• _PROBLEM TO SOLVE_
Output the material below in its entirety, exactly as given.

------------------------------

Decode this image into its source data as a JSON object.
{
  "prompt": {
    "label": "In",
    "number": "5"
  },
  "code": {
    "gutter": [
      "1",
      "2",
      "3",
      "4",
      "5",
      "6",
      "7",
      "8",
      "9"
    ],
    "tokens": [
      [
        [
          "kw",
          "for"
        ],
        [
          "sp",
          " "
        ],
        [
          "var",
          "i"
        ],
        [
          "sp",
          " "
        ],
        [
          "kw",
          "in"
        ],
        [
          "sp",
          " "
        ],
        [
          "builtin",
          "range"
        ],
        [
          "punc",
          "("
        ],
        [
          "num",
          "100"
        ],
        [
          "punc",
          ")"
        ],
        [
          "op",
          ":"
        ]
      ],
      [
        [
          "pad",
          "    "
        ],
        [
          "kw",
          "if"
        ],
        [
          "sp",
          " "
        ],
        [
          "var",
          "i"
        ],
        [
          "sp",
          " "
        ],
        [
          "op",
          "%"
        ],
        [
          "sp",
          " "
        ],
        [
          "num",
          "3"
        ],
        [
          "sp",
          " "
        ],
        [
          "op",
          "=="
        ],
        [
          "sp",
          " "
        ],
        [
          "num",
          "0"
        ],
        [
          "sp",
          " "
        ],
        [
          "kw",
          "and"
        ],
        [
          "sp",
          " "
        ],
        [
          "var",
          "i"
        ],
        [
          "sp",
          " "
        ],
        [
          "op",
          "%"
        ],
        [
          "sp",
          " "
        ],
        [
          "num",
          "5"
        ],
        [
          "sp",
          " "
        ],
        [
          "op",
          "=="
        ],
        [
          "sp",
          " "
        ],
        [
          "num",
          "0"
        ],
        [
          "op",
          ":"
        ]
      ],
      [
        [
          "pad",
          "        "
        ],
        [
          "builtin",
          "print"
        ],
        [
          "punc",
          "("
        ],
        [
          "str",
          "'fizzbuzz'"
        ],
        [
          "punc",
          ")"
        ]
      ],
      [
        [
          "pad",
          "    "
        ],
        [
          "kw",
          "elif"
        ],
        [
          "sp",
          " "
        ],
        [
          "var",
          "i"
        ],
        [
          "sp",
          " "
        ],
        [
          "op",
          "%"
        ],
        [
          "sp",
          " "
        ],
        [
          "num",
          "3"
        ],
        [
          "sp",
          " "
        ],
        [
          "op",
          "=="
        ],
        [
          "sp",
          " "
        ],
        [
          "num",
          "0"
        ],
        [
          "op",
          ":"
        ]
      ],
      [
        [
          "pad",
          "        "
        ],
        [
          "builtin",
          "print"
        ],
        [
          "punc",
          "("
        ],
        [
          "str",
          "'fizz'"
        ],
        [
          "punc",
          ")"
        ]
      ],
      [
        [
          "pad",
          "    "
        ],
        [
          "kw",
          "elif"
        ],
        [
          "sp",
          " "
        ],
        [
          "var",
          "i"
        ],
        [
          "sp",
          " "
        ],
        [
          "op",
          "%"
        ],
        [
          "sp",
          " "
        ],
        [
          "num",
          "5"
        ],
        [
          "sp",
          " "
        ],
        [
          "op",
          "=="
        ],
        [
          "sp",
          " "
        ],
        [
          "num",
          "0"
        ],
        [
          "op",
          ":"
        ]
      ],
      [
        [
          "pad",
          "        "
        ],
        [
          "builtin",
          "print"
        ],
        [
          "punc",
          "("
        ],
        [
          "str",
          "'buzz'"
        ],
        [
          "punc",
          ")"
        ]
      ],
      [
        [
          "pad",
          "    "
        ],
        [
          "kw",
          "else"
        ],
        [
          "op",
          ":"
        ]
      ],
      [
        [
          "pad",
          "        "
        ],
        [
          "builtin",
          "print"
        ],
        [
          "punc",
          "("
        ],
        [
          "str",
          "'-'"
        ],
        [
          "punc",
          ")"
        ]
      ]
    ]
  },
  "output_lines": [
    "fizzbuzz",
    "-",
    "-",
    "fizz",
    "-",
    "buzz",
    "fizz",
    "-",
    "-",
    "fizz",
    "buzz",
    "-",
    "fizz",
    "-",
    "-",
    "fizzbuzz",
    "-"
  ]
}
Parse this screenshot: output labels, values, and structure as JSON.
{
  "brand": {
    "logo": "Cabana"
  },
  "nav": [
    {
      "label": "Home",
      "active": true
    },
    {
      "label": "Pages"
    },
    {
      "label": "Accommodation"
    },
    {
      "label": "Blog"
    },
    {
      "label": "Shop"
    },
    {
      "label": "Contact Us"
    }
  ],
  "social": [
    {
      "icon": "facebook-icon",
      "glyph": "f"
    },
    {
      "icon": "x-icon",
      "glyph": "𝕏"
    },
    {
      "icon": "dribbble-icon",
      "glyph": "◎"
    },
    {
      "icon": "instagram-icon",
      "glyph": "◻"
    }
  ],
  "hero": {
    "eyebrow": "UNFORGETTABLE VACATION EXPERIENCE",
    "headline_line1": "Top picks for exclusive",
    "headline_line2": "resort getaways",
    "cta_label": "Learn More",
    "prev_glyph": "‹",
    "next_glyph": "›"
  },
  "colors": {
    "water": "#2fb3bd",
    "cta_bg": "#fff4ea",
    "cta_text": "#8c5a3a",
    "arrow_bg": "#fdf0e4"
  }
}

------------------------------

• _THE RESPONSE_
Decode this image into its source data as a JSON object.
{
  "prompt": {
    "label": "In",
    "number": "5"
  },
  "code": {
    "gutter": [
      "1",
      "2",
      "3",
      "4",
      "5",
      "6",
      "7",
      "8",
      "9"
    ],
    "tokens": [
      [
        [
          "kw",
          "for"
        ],
        [
          "sp",
          " "
        ],
        [
          "var",
          "i"
        ],
        [
          "sp",
          " "
        ],
        [
          "kw",
          "in"
        ],
        [
          "sp",
          " "
        ],
        [
          "builtin",
          "range"
        ],
        [
          "punc",
          "("
        ],
        [
          "num",
          "100"
        ],
        [
          "punc",
          ")"
        ],
        [
          "op",
          ":"
        ]
      ],
      [
        [
          "pad",
          "    "
        ],
        [
          "kw",
          "if"
        ],
        [
          "sp",
          " "
        ],
        [
          "var",
          "i"
        ],
        [
          "sp",
          " "
        ],
        [
          "op",
          "%"
        ],
        [
          "sp",
          " "
        ],
        [
          "num",
          "3"
        ],
        [
          "sp",
          " "
        ],
        [
          "op",
          "=="
        ],
        [
          "sp",
          " "
        ],
        [
          "num",
          "0"
        ],
        [
          "sp",
          " "
        ],
        [
          "kw",
          "and"
        ],
        [
          "sp",
          " "
        ],
        [
          "var",
          "i"
        ],
        [
          "sp",
          " "
        ],
        [
          "op",
          "%"
        ],
        [
          "sp",
          " "
        ],
        [
          "num",
          "5"
        ],
        [
          "sp",
          " "
        ],
        [
          "op",
          "=="
        ],
        [
          "sp",
          " "
        ],
        [
          "num",
          "0"
        ],
        [
          "op",
          ":"
        ]
      ],
      [
        [
          "pad",
          "        "
        ],
        [
          "builtin",
          "print"
        ],
        [
          "punc",
          "("
        ],
        [
          "str",
          "'fizzbuzz'"
        ],
        [
          "punc",
          ")"
        ]
      ],
      [
        [
          "pad",
          "    "
        ],
        [
          "kw",
          "elif"
        ],
        [
          "sp",
          " "
        ],
        [
          "var",
          "i"
        ],
        [
          "sp",
          " "
        ],
        [
          "op",
          "%"
        ],
        [
          "sp",
          " "
        ],
        [
          "num",
          "3"
        ],
        [
          "sp",
          " "
        ],
        [
          "op",
          "=="
        ],
        [
          "sp",
          " "
        ],
        [
          "num",
          "0"
        ],
        [
          "op",
          ":"
        ]
      ],
      [
        [
          "pad",
          "        "
        ],
        [
          "builtin",
          "print"
        ],
        [
          "punc",
          "("
        ],
        [
          "str",
          "'fizz'"
        ],
        [
          "punc",
          ")"
        ]
      ],
      [
        [
          "pad",
          "    "
        ],
        [
          "kw",
          "elif"
        ],
        [
          "sp",
          " "
        ],
        [
          "var",
          "i"
        ],
        [
          "sp",
          " "
        ],
        [
          "op",
          "%"
        ],
        [
          "sp",
          " "
        ],
        [
          "num",
          "5"
        ],
        [
          "sp",
          " "
        ],
        [
          "op",
          "=="
        ],
        [
          "sp",
          " "
        ],
        [
          "num",
          "0"
        ],
        [
          "op",
          ":"
        ]
      ],
      [
        [
          "pad",
          "        "
        ],
        [
          "builtin",
          "print"
        ],
        [
          "punc",
          "("
        ],
        [
          "str",
          "'buzz'"
        ],
        [
          "punc",
          ")"
        ]
      ],
      [
        [
          "pad",
          "    "
        ],
        [
          "kw",
          "else"
        ],
        [
          "op",
          ":"
        ]
      ],
      [
        [
          "pad",
          "        "
        ],
        [
          "builtin",
          "print"
        ],
        [
          "punc",
          "("
        ],
        [
          "str",
          "'-'"
        ],
        [
          "punc",
          ")"
        ]
      ]
    ]
  },
  "output_lines": [
    "fizzbuzz",
    "-",
    "-",
    "fizz",
    "-",
    "buzz",
    "fizz",
    "-",
    "-",
    "fizz",
    "buzz",
    "-",
    "fizz",
    "-",
    "-",
    "fizzbuzz",
    "-"
  ]
}
Parse this screenshot: output labels, values, and structure as JSON.
{
  "brand": {
    "logo": "Cabana"
  },
  "nav": [
    {
      "label": "Home",
      "active": true
    },
    {
      "label": "Pages"
    },
    {
      "label": "Accommodation"
    },
    {
      "label": "Blog"
    },
    {
      "label": "Shop"
    },
    {
      "label": "Contact Us"
    }
  ],
  "social": [
    {
      "icon": "facebook-icon",
      "glyph": "f"
    },
    {
      "icon": "x-icon",
      "glyph": "𝕏"
    },
    {
      "icon": "dribbble-icon",
      "glyph": "◎"
    },
    {
      "icon": "instagram-icon",
      "glyph": "◻"
    }
  ],
  "hero": {
    "eyebrow": "UNFORGETTABLE VACATION EXPERIENCE",
    "headline_line1": "Top picks for exclusive",
    "headline_line2": "resort getaways",
    "cta_label": "Learn More",
    "prev_glyph": "‹",
    "next_glyph": "›"
  },
  "colors": {
    "water": "#2fb3bd",
    "cta_bg": "#fff4ea",
    "cta_text": "#8c5a3a",
    "arrow_bg": "#fdf0e4"
  }
}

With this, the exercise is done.